◆ **Task goal**: Count the lines below that contain the word "regresarán", and report only that number.
— begin Data —
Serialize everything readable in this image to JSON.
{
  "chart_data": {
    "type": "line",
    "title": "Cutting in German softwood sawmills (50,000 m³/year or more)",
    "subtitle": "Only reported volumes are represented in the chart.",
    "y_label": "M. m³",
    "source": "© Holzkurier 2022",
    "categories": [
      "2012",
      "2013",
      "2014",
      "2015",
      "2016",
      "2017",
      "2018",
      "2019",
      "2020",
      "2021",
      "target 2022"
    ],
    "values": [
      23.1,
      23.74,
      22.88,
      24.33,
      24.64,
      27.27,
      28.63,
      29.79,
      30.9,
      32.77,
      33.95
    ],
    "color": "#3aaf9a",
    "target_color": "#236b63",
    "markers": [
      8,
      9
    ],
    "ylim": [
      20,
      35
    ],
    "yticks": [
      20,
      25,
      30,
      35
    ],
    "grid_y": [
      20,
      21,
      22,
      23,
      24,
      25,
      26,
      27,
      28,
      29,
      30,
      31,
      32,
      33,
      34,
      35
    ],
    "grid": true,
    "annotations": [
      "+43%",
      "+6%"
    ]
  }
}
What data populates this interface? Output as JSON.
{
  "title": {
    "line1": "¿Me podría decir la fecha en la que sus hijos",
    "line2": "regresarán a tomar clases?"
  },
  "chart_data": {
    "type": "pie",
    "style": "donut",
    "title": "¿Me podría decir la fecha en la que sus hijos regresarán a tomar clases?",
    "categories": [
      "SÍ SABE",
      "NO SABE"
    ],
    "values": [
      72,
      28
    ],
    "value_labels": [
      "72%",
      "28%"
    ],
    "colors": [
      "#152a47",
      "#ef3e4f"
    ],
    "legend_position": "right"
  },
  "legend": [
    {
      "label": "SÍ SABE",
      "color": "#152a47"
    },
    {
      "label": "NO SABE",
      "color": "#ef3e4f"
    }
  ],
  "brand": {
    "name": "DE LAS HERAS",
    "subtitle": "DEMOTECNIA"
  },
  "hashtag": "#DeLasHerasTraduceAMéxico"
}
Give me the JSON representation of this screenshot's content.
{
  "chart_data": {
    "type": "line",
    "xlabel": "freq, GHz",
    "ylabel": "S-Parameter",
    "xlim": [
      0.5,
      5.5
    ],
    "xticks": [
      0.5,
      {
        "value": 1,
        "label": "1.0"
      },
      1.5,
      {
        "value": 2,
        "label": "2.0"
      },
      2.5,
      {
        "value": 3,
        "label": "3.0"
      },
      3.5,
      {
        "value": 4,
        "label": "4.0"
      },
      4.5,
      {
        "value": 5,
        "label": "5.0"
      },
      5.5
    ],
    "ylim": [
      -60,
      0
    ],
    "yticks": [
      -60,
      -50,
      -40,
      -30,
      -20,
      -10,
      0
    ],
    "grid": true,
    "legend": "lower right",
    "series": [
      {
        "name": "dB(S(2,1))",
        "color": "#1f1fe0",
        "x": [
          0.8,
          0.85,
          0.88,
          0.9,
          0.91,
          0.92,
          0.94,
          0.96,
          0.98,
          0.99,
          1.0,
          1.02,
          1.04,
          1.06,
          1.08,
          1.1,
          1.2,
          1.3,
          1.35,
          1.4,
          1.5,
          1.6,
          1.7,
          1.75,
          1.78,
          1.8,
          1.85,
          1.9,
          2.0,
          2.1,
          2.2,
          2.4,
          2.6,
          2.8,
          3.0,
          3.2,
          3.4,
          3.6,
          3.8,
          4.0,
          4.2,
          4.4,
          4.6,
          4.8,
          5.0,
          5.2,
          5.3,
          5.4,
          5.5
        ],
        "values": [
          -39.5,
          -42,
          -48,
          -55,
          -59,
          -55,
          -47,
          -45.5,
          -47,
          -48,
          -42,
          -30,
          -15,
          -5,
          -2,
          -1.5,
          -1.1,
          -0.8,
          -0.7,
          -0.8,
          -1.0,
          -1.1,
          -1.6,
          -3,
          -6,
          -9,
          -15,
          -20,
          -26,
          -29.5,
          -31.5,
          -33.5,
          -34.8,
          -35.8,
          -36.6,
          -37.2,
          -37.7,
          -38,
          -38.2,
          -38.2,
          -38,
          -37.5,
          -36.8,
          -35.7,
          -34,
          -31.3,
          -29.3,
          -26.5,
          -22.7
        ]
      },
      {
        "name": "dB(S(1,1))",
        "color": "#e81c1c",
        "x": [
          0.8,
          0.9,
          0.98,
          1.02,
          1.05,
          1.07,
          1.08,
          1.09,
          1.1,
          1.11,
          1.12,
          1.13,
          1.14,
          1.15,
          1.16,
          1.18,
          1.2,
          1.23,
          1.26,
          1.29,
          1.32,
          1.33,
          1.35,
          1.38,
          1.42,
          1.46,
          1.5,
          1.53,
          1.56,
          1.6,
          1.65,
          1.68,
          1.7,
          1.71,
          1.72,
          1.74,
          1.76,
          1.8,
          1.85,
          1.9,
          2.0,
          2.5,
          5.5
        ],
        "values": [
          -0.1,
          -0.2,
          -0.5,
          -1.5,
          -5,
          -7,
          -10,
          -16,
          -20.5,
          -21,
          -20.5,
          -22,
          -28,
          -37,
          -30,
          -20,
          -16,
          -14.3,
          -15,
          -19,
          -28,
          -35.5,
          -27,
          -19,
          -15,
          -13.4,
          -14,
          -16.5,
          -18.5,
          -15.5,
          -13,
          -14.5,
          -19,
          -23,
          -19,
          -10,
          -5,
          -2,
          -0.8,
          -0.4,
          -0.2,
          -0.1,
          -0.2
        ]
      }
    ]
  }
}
— end Data —
— begin Data —
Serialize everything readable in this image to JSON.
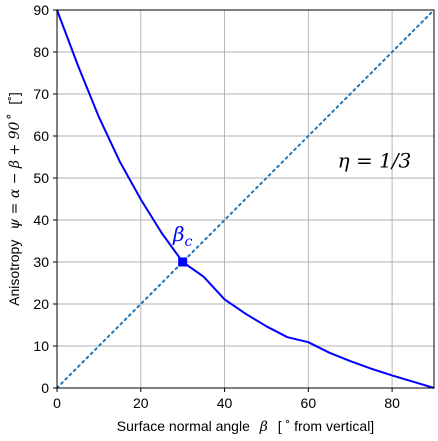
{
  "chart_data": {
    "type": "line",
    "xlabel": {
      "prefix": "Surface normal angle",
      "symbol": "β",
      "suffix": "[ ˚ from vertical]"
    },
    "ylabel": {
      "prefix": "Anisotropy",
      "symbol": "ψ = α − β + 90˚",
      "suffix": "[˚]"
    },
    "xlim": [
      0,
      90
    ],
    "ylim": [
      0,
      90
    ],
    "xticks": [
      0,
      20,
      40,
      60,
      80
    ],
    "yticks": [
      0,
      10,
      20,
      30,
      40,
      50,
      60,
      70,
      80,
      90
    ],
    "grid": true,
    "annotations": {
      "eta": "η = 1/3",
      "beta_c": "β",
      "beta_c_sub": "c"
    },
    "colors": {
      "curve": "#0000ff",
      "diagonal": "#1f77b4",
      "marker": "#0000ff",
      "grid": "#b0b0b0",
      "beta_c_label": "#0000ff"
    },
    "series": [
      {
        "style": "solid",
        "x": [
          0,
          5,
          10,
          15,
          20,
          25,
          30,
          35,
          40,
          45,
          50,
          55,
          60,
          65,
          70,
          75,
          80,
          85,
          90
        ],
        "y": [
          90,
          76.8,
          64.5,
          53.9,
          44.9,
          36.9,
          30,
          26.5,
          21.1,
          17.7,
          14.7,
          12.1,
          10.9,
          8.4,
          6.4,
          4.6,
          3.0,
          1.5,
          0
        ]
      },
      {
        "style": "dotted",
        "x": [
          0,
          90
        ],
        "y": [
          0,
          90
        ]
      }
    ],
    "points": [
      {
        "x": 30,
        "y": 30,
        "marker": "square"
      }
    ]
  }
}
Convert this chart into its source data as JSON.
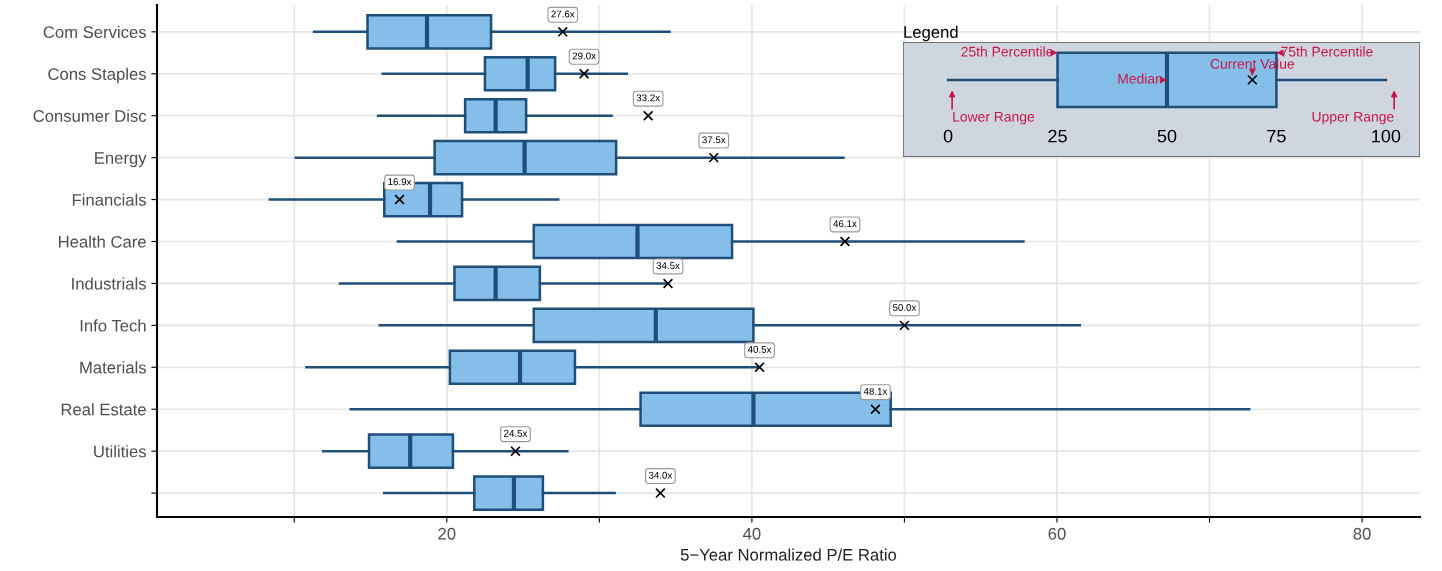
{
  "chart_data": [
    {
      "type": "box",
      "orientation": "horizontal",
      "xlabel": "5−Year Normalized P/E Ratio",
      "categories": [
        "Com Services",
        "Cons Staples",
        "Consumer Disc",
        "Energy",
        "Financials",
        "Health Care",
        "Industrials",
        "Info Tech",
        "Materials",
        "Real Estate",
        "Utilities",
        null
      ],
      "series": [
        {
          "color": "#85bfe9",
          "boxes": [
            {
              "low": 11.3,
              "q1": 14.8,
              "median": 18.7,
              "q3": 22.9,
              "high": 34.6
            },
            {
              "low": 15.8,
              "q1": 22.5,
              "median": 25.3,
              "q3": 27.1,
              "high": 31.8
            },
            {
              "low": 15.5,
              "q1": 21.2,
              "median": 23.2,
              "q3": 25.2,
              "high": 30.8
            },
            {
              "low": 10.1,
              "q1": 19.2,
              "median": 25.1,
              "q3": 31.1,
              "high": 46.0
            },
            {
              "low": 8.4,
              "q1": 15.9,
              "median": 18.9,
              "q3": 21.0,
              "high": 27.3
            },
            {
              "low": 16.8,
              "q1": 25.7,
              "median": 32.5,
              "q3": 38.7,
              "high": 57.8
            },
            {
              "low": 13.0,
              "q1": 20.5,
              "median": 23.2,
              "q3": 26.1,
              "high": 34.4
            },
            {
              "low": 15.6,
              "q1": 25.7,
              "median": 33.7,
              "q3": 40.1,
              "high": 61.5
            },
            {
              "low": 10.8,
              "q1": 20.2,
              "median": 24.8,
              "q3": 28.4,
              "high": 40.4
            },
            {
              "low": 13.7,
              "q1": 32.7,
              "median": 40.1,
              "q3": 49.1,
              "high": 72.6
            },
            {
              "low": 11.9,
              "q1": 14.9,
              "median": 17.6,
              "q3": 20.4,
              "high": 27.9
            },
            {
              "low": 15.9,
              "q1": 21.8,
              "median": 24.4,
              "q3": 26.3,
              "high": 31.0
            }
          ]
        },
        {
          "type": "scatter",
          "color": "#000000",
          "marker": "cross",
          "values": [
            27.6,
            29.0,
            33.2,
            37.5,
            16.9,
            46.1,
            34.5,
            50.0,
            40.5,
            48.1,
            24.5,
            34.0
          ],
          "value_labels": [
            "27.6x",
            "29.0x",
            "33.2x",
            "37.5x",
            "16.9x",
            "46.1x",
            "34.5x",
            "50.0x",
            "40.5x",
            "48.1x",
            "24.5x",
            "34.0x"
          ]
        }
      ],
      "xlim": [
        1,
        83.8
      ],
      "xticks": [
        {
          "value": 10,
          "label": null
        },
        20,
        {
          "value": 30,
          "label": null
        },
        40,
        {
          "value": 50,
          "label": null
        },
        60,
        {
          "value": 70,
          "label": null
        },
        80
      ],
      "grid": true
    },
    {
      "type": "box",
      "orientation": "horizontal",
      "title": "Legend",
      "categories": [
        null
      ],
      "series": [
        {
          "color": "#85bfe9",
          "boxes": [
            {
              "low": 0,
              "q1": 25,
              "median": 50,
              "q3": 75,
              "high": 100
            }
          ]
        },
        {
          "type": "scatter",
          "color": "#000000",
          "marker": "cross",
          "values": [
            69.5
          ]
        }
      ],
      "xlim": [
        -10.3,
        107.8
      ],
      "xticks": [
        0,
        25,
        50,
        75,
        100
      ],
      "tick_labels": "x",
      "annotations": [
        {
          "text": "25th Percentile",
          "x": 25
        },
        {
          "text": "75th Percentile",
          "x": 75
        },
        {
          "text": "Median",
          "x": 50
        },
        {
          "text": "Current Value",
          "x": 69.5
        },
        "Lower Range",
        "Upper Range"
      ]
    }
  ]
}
— end Data —
— begin Data —
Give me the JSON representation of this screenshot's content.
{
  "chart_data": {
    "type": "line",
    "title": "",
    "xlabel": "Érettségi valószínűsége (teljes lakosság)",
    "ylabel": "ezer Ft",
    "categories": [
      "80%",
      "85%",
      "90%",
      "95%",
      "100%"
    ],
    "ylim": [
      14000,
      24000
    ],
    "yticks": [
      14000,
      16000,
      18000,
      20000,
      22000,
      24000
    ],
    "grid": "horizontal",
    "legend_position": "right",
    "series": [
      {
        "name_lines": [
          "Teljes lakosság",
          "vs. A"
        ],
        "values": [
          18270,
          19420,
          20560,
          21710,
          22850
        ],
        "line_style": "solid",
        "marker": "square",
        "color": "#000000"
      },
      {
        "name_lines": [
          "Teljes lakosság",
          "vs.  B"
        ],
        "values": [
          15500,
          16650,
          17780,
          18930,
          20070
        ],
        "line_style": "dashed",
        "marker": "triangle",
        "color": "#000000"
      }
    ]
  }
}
— end Data —
◆ **Result**: 2